EXERCISE DESCRIPTION: Copy out each line of the data that holds the word "name".

ITEMS:
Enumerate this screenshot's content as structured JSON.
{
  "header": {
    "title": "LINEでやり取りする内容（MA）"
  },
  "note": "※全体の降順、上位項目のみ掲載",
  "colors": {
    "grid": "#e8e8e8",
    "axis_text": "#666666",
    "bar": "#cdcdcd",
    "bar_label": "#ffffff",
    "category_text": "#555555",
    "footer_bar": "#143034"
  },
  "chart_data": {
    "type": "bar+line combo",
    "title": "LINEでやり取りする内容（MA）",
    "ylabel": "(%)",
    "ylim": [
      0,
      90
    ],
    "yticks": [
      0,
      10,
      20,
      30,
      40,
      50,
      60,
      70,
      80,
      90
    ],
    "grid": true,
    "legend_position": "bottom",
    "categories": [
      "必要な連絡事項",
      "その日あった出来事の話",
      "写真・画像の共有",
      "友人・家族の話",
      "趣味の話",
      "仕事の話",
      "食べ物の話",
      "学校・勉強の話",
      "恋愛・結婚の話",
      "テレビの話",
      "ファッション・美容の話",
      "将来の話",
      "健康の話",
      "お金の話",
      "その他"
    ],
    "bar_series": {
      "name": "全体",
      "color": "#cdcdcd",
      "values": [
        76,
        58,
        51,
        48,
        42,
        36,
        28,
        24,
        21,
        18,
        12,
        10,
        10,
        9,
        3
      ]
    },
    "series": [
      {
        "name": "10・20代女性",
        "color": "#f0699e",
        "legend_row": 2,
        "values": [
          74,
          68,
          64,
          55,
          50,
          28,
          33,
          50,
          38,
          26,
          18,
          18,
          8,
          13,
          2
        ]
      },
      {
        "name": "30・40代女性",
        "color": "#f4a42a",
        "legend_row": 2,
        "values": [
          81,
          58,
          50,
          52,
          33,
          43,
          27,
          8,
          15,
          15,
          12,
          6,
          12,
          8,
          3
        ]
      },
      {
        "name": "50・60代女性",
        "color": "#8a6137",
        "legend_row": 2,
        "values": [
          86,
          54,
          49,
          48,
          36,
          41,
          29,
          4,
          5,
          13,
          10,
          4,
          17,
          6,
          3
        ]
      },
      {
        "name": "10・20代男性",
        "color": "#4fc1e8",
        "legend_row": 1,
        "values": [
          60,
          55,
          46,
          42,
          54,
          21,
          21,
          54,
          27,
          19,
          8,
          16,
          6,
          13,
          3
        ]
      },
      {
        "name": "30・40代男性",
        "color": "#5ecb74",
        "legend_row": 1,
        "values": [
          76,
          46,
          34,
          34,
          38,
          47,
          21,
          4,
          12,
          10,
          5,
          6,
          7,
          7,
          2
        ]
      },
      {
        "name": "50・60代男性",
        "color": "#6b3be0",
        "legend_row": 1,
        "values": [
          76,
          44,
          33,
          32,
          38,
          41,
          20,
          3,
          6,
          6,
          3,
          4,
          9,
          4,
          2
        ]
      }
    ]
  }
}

FINISHED ANSWER:
      "name": "全体",
        "name": "10・20代女性",
        "name": "30・40代女性",
        "name": "50・60代女性",
        "name": "10・20代男性",
        "name": "30・40代男性",
        "name": "50・60代男性",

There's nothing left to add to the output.